▸ **INPUT RECORDS**:
★ ★ ★ ★

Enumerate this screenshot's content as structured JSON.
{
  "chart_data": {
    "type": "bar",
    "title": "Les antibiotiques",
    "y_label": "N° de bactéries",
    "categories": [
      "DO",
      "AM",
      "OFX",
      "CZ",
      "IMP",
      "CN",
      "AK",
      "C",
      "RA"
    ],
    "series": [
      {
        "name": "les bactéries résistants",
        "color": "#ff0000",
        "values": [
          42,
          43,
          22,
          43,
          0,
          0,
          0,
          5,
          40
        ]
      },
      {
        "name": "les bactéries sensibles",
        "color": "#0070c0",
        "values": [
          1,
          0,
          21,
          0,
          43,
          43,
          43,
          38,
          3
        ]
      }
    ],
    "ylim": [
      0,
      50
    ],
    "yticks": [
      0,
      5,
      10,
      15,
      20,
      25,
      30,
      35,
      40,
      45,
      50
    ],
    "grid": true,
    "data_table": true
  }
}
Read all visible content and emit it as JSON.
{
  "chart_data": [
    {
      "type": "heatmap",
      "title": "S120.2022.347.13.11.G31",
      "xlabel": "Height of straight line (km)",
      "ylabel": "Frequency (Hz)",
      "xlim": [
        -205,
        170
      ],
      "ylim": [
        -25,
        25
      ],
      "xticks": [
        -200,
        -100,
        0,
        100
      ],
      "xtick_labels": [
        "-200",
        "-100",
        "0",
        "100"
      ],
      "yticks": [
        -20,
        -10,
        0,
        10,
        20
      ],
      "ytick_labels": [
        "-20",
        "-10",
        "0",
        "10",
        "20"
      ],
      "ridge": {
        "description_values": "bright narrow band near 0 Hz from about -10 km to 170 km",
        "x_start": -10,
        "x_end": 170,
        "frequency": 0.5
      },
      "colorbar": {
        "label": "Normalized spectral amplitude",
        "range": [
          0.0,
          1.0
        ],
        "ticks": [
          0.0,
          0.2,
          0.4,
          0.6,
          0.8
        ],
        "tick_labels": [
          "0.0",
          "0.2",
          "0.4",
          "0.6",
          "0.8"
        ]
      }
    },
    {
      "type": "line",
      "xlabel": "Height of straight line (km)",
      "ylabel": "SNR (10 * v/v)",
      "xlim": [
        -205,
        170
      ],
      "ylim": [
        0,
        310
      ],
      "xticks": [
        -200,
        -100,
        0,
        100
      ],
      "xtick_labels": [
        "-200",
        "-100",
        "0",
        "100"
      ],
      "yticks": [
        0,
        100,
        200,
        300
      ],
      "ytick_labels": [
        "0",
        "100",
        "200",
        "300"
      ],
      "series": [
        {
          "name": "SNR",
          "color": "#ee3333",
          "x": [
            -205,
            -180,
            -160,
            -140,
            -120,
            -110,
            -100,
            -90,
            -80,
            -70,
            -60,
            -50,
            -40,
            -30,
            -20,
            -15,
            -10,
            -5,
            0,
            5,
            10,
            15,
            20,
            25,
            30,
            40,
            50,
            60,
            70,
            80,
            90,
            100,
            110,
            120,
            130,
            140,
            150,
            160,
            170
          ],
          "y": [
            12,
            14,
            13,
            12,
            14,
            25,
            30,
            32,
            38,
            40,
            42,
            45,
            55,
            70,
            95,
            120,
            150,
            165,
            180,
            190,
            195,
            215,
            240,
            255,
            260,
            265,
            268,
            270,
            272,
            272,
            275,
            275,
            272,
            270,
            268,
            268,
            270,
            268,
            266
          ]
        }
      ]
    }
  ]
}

★ ★ ★ ★

▸ **WRITTEN PROBLEM**: Write out the material exactly as given.

▸ **COMPLETED EXERCISE**:
Enumerate this screenshot's content as structured JSON.
{
  "chart_data": {
    "type": "bar",
    "title": "Les antibiotiques",
    "y_label": "N° de bactéries",
    "categories": [
      "DO",
      "AM",
      "OFX",
      "CZ",
      "IMP",
      "CN",
      "AK",
      "C",
      "RA"
    ],
    "series": [
      {
        "name": "les bactéries résistants",
        "color": "#ff0000",
        "values": [
          42,
          43,
          22,
          43,
          0,
          0,
          0,
          5,
          40
        ]
      },
      {
        "name": "les bactéries sensibles",
        "color": "#0070c0",
        "values": [
          1,
          0,
          21,
          0,
          43,
          43,
          43,
          38,
          3
        ]
      }
    ],
    "ylim": [
      0,
      50
    ],
    "yticks": [
      0,
      5,
      10,
      15,
      20,
      25,
      30,
      35,
      40,
      45,
      50
    ],
    "grid": true,
    "data_table": true
  }
}
Read all visible content and emit it as JSON.
{
  "chart_data": [
    {
      "type": "heatmap",
      "title": "S120.2022.347.13.11.G31",
      "xlabel": "Height of straight line (km)",
      "ylabel": "Frequency (Hz)",
      "xlim": [
        -205,
        170
      ],
      "ylim": [
        -25,
        25
      ],
      "xticks": [
        -200,
        -100,
        0,
        100
      ],
      "xtick_labels": [
        "-200",
        "-100",
        "0",
        "100"
      ],
      "yticks": [
        -20,
        -10,
        0,
        10,
        20
      ],
      "ytick_labels": [
        "-20",
        "-10",
        "0",
        "10",
        "20"
      ],
      "ridge": {
        "description_values": "bright narrow band near 0 Hz from about -10 km to 170 km",
        "x_start": -10,
        "x_end": 170,
        "frequency": 0.5
      },
      "colorbar": {
        "label": "Normalized spectral amplitude",
        "range": [
          0.0,
          1.0
        ],
        "ticks": [
          0.0,
          0.2,
          0.4,
          0.6,
          0.8
        ],
        "tick_labels": [
          "0.0",
          "0.2",
          "0.4",
          "0.6",
          "0.8"
        ]
      }
    },
    {
      "type": "line",
      "xlabel": "Height of straight line (km)",
      "ylabel": "SNR (10 * v/v)",
      "xlim": [
        -205,
        170
      ],
      "ylim": [
        0,
        310
      ],
      "xticks": [
        -200,
        -100,
        0,
        100
      ],
      "xtick_labels": [
        "-200",
        "-100",
        "0",
        "100"
      ],
      "yticks": [
        0,
        100,
        200,
        300
      ],
      "ytick_labels": [
        "0",
        "100",
        "200",
        "300"
      ],
      "series": [
        {
          "name": "SNR",
          "color": "#ee3333",
          "x": [
            -205,
            -180,
            -160,
            -140,
            -120,
            -110,
            -100,
            -90,
            -80,
            -70,
            -60,
            -50,
            -40,
            -30,
            -20,
            -15,
            -10,
            -5,
            0,
            5,
            10,
            15,
            20,
            25,
            30,
            40,
            50,
            60,
            70,
            80,
            90,
            100,
            110,
            120,
            130,
            140,
            150,
            160,
            170
          ],
          "y": [
            12,
            14,
            13,
            12,
            14,
            25,
            30,
            32,
            38,
            40,
            42,
            45,
            55,
            70,
            95,
            120,
            150,
            165,
            180,
            190,
            195,
            215,
            240,
            255,
            260,
            265,
            268,
            270,
            272,
            272,
            275,
            275,
            272,
            270,
            268,
            268,
            270,
            268,
            266
          ]
        }
      ]
    }
  ]
}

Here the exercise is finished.